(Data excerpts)
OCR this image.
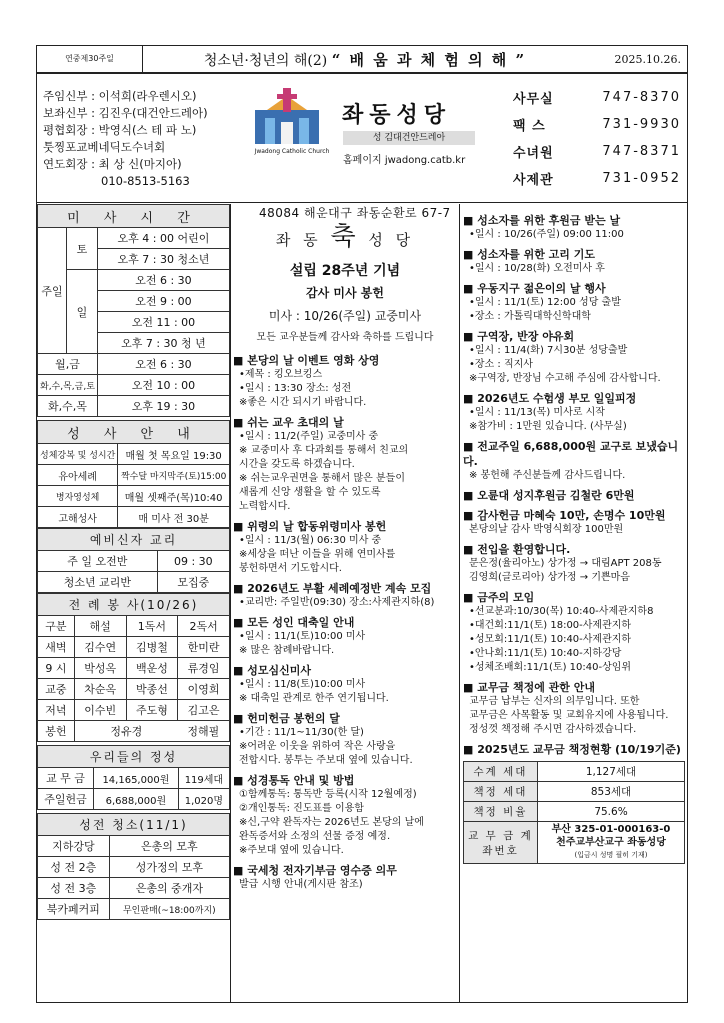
연중제30주일	청소년·청년의 해(2) “ 배 움 과 체 험 의 해 ”	2025.10.26.
주임신부 : 이석희(라우렌시오)
보좌신부 : 김진우(대건안드레아)
평협회장 : 박영식(스 테 파 노)
툿찡포교베네딕도수녀회
연도회장 : 최 상 신(마지아)
010-8513-5163
Jwadong Catholic Church
좌동성당
성 김대건안드레아
홈페이지 jwadong.catb.kr
48084 해운대구 좌동순환로 67-7
사무실	747-8370
팩 스	731-9930
수녀원	747-8371
사제관	731-0952
미 사 시 간		
주일	토	오후 4 : 00 어린이
		오후 7 : 30 청소년
	일	오전 6 : 30
		오전 9 : 00
		오전 11 : 00
		오후 7 : 30 청 년
월,금		오전 6 : 30
화,수,목,금,토		오전 10 : 00
화,수,목		오후 19 : 30
성 사 안 내	
성체강복 및 성시간	매월 첫 목요일 19:30
유아세례	짝수달 마지막주(토)15:00
병자영성체	매월 셋째주(목)10:40
고해성사	매 미사 전 30분
예비신자 교리	
주 일 오전반	09 : 30
청소년 교리반	모집중
전 례 봉 사(10/26)			
구분	해설	1독서	2독서
새벽	김수연	김병철	한미란
9 시	박성옥	백운성	류경임
교중	차순옥	박종선	이영희
저녁	이수빈	주도형	김고은
봉헌	정유경		정해필
우리들의 정성		
교 무 금	14,165,000원	119세대
주일헌금	6,688,000원	1,020명
성전 청소(11/1)	
지하강당	은총의 모후
성 전 2층	성가정의 모후
성 전 3층	은총의 중개자
북카페커피	무인판매(~18:00까지)
좌 동 축 성 당
설립 28주년 기념
감사 미사 봉헌
미사 : 10/26(주일) 교중미사
모든 교우분들께 감사와 축하를 드립니다
■ 본당의 날 이벤트 영화 상영

•제목 : 킹오브킹스

•일시 : 13:30 장소: 성전

※좋은 시간 되시기 바랍니다.

■ 쉬는 교우 초대의 날

•일시 : 11/2(주일) 교중미사 중

※ 교중미사 후 다과회를 통해서 친교의

시간을 갖도록 하겠습니다.

※ 쉬는교우권면을 통해서 많은 분들이

새롭게 신앙 생활을 할 수 있도록

노력합시다.

■ 위령의 날 합동위령미사 봉헌

•일시 : 11/3(월) 06:30 미사 중

※세상을 떠난 이들을 위해 연미사를

봉헌하면서 기도합시다.

■ 2026년도 부활 세례예정반 계속 모집

•교리반: 주일반(09:30) 장소:사제관지하(8)

■ 모든 성인 대축일 안내

•일시 : 11/1(토)10:00 미사

※ 많은 참례바랍니다.

■ 성모심신미사

•일시 : 11/8(토)10:00 미사

※ 대축일 관계로 한주 연기됩니다.

■ 헌미헌금 봉헌의 달

•기간 : 11/1~11/30(한 달)

※어려운 이웃을 위하여 작은 사랑을

전합시다. 봉투는 주보대 옆에 있습니다.

■ 성경통독 안내 및 방법

①함께통독: 통독반 등록(시작 12월예정)

②개인통독: 진도표를 이용함

※신,구약 완독자는 2026년도 본당의 날에

완독증서와 소정의 선물 증정 예정.

※주보대 옆에 있습니다.

■ 국세청 전자기부금 영수증 의무

발급 시행 안내(게시판 참조)

■ 성소자를 위한 후원금 받는 날

•일시 : 10/26(주일) 09:00 11:00

■ 성소자를 위한 고리 기도

•일시 : 10/28(화) 오전미사 후

■ 우동지구 젊은이의 날 행사

•일시 : 11/1(토) 12:00 성당 출발

•장소 : 가톨릭대학신학대학

■ 구역장, 반장 야유회

•일시 : 11/4(화) 7시30분 성당출발

•장소 : 직지사

※구역장, 반장님 수고해 주심에 감사합니다.

■ 2026년도 수험생 부모 일일피정

•일시 : 11/13(목) 미사로 시작

※참가비 : 1만원 있습니다. (사무실)

■ 전교주일 6,688,000원 교구로 보냈습니다.

※ 봉헌해 주신분들께 감사드립니다.

■ 오륜대 성지후원금 김철란 6만원
■ 감사헌금 마혜숙 10만, 손명수 10만원

본당의날 감사 박영식회장 100만원

■ 전입을 환영합니다.

문은정(율리아노) 상가정 → 대림APT 208동

김영희(글로리아) 상가정 → 기쁜마음

■ 금주의 모임

•선교분과:10/30(목) 10:40-사제관지하8

•대건회:11/1(토) 18:00-사제관지하

•성모회:11/1(토) 10:40-사제관지하

•안나회:11/1(토) 10:40-지하강당

•성체조배회:11/1(토) 10:40-상임위

■ 교무금 책정에 관한 안내

교무금 납부는 신자의 의무입니다. 또한

교무금은 사목활동 및 교회유지에 사용됩니다.

정성껏 책정해 주시면 감사하겠습니다.

■ 2025년도 교무금 책정현황 (10/19기준)
수계 세대	1,127세대
책정 세대	853세대
책정 비율	75.6%
교 무 금 계좌번호	부산 325-01-000163-0
천주교부산교구 좌동성당
(입금시 성명 필히 기재)
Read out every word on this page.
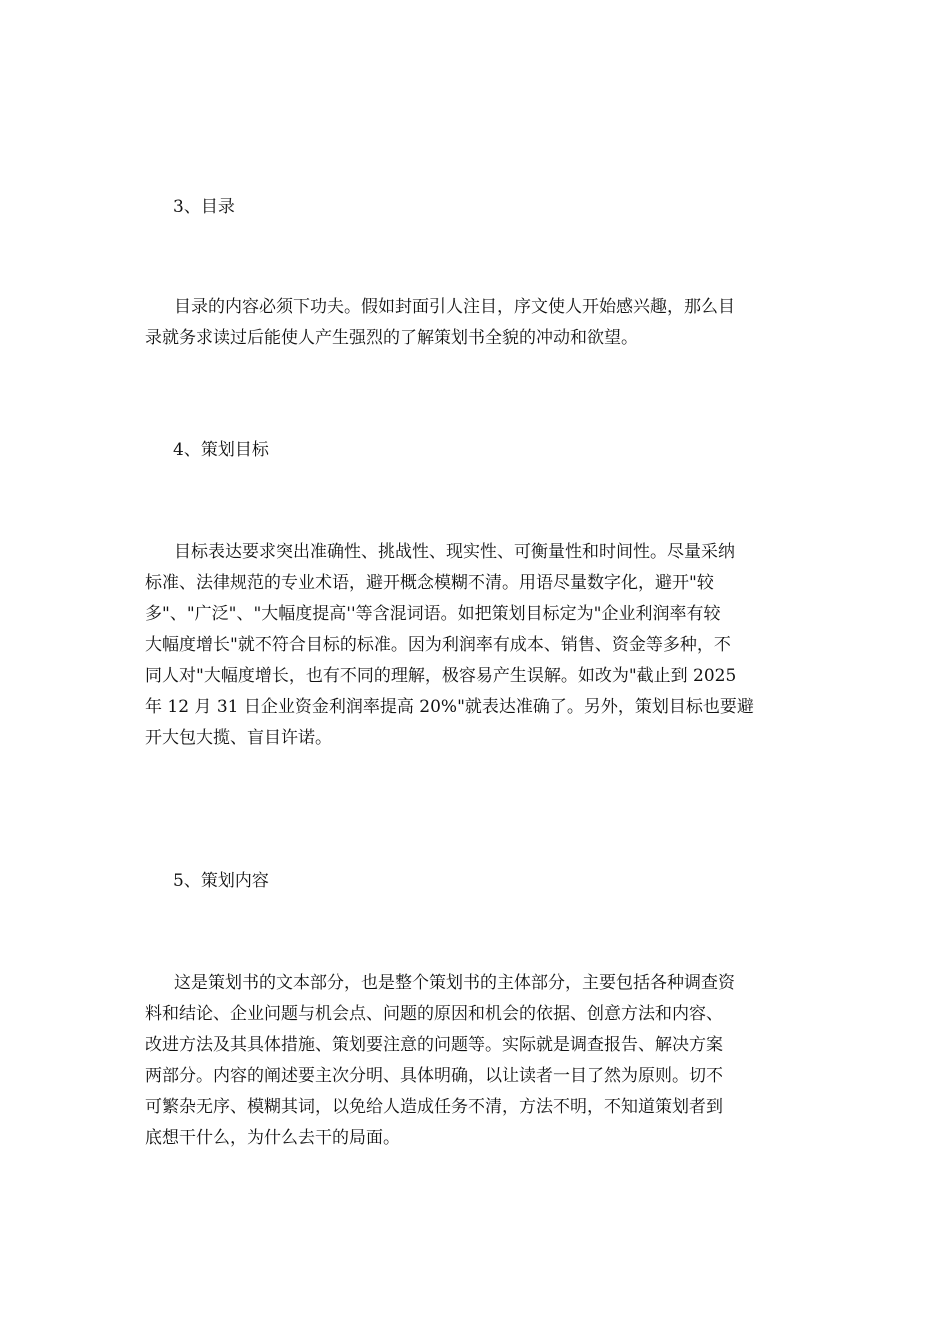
3、目录

目录的内容必须下功夫。假如封面引人注目，序文使人开始感兴趣，那么目
录就务求读过后能使人产生强烈的了解策划书全貌的冲动和欲望。

4、策划目标

目标表达要求突出准确性、挑战性、现实性、可衡量性和时间性。尽量采纳
标准、法律规范的专业术语，避开概念模糊不清。用语尽量数字化，避开"较
多"、"广泛"、"大幅度提高''等含混词语。如把策划目标定为"企业利润率有较
大幅度增长"就不符合目标的标准。因为利润率有成本、销售、资金等多种，不
同人对"大幅度增长，也有不同的理解，极容易产生误解。如改为"截止到 2025
年 12 月 31 日企业资金利润率提高 20%"就表达准确了。另外，策划目标也要避
开大包大揽、盲目许诺。

5、策划内容

这是策划书的文本部分，也是整个策划书的主体部分，主要包括各种调查资
料和结论、企业问题与机会点、问题的原因和机会的依据、创意方法和内容、
改进方法及其具体措施、策划要注意的问题等。实际就是调查报告、解决方案
两部分。内容的阐述要主次分明、具体明确，以让读者一目了然为原则。切不
可繁杂无序、模糊其词，以免给人造成任务不清，方法不明，不知道策划者到
底想干什么，为什么去干的局面。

● YOUR INSTRUCTIONS
Retype every entry verbatim and exclude the pictures from the copy.

● FULL RESPONSE
OCR this image.
연중제30주일	청소년·청년의 해(2) “ 배 움 과 체 험 의 해 ”	2025.10.26.
주임신부 : 이석희(라우렌시오)
보좌신부 : 김진우(대건안드레아)
평협회장 : 박영식(스 테 파 노)
툿찡포교베네딕도수녀회
연도회장 : 최 상 신(마지아)
010-8513-5163
Jwadong Catholic Church
좌동성당
성 김대건안드레아
홈페이지 jwadong.catb.kr
48084 해운대구 좌동순환로 67-7
사무실	747-8370
팩 스	731-9930
수녀원	747-8371
사제관	731-0952
미 사 시 간		
주일	토	오후 4 : 00 어린이
		오후 7 : 30 청소년
	일	오전 6 : 30
		오전 9 : 00
		오전 11 : 00
		오후 7 : 30 청 년
월,금		오전 6 : 30
화,수,목,금,토		오전 10 : 00
화,수,목		오후 19 : 30
성 사 안 내	
성체강복 및 성시간	매월 첫 목요일 19:30
유아세례	짝수달 마지막주(토)15:00
병자영성체	매월 셋째주(목)10:40
고해성사	매 미사 전 30분
예비신자 교리	
주 일 오전반	09 : 30
청소년 교리반	모집중
전 례 봉 사(10/26)			
구분	해설	1독서	2독서
새벽	김수연	김병철	한미란
9 시	박성옥	백운성	류경임
교중	차순옥	박종선	이영희
저녁	이수빈	주도형	김고은
봉헌	정유경		정해필
우리들의 정성		
교 무 금	14,165,000원	119세대
주일헌금	6,688,000원	1,020명
성전 청소(11/1)	
지하강당	은총의 모후
성 전 2층	성가정의 모후
성 전 3층	은총의 중개자
북카페커피	무인판매(~18:00까지)
좌 동 축 성 당
설립 28주년 기념
감사 미사 봉헌
미사 : 10/26(주일) 교중미사
모든 교우분들께 감사와 축하를 드립니다
■ 본당의 날 이벤트 영화 상영

•제목 : 킹오브킹스

•일시 : 13:30 장소: 성전

※좋은 시간 되시기 바랍니다.

■ 쉬는 교우 초대의 날

•일시 : 11/2(주일) 교중미사 중

※ 교중미사 후 다과회를 통해서 친교의

시간을 갖도록 하겠습니다.

※ 쉬는교우권면을 통해서 많은 분들이

새롭게 신앙 생활을 할 수 있도록

노력합시다.

■ 위령의 날 합동위령미사 봉헌

•일시 : 11/3(월) 06:30 미사 중

※세상을 떠난 이들을 위해 연미사를

봉헌하면서 기도합시다.

■ 2026년도 부활 세례예정반 계속 모집

•교리반: 주일반(09:30) 장소:사제관지하(8)

■ 모든 성인 대축일 안내

•일시 : 11/1(토)10:00 미사

※ 많은 참례바랍니다.

■ 성모심신미사

•일시 : 11/8(토)10:00 미사

※ 대축일 관계로 한주 연기됩니다.

■ 헌미헌금 봉헌의 달

•기간 : 11/1~11/30(한 달)

※어려운 이웃을 위하여 작은 사랑을

전합시다. 봉투는 주보대 옆에 있습니다.

■ 성경통독 안내 및 방법

①함께통독: 통독반 등록(시작 12월예정)

②개인통독: 진도표를 이용함

※신,구약 완독자는 2026년도 본당의 날에

완독증서와 소정의 선물 증정 예정.

※주보대 옆에 있습니다.

■ 국세청 전자기부금 영수증 의무

발급 시행 안내(게시판 참조)

■ 성소자를 위한 후원금 받는 날

•일시 : 10/26(주일) 09:00 11:00

■ 성소자를 위한 고리 기도

•일시 : 10/28(화) 오전미사 후

■ 우동지구 젊은이의 날 행사

•일시 : 11/1(토) 12:00 성당 출발

•장소 : 가톨릭대학신학대학

■ 구역장, 반장 야유회

•일시 : 11/4(화) 7시30분 성당출발

•장소 : 직지사

※구역장, 반장님 수고해 주심에 감사합니다.

■ 2026년도 수험생 부모 일일피정

•일시 : 11/13(목) 미사로 시작

※참가비 : 1만원 있습니다. (사무실)

■ 전교주일 6,688,000원 교구로 보냈습니다.

※ 봉헌해 주신분들께 감사드립니다.

■ 오륜대 성지후원금 김철란 6만원
■ 감사헌금 마혜숙 10만, 손명수 10만원

본당의날 감사 박영식회장 100만원

■ 전입을 환영합니다.

문은정(율리아노) 상가정 → 대림APT 208동

김영희(글로리아) 상가정 → 기쁜마음

■ 금주의 모임

•선교분과:10/30(목) 10:40-사제관지하8

•대건회:11/1(토) 18:00-사제관지하

•성모회:11/1(토) 10:40-사제관지하

•안나회:11/1(토) 10:40-지하강당

•성체조배회:11/1(토) 10:40-상임위

■ 교무금 책정에 관한 안내

교무금 납부는 신자의 의무입니다. 또한

교무금은 사목활동 및 교회유지에 사용됩니다.

정성껏 책정해 주시면 감사하겠습니다.

■ 2025년도 교무금 책정현황 (10/19기준)
수계 세대	1,127세대
책정 세대	853세대
책정 비율	75.6%
교 무 금 계좌번호	부산 325-01-000163-0
천주교부산교구 좌동성당
(입금시 성명 필히 기재)
Read out every word on this page.
3、目录

目录的内容必须下功夫。假如封面引人注目，序文使人开始感兴趣，那么目
录就务求读过后能使人产生强烈的了解策划书全貌的冲动和欲望。

4、策划目标

目标表达要求突出准确性、挑战性、现实性、可衡量性和时间性。尽量采纳
标准、法律规范的专业术语，避开概念模糊不清。用语尽量数字化，避开"较
多"、"广泛"、"大幅度提高''等含混词语。如把策划目标定为"企业利润率有较
大幅度增长"就不符合目标的标准。因为利润率有成本、销售、资金等多种，不
同人对"大幅度增长，也有不同的理解，极容易产生误解。如改为"截止到 2025
年 12 月 31 日企业资金利润率提高 20%"就表达准确了。另外，策划目标也要避
开大包大揽、盲目许诺。

5、策划内容

这是策划书的文本部分，也是整个策划书的主体部分，主要包括各种调查资
料和结论、企业问题与机会点、问题的原因和机会的依据、创意方法和内容、
改进方法及其具体措施、策划要注意的问题等。实际就是调查报告、解决方案
两部分。内容的阐述要主次分明、具体明确，以让读者一目了然为原则。切不
可繁杂无序、模糊其词，以免给人造成任务不清，方法不明，不知道策划者到
底想干什么，为什么去干的局面。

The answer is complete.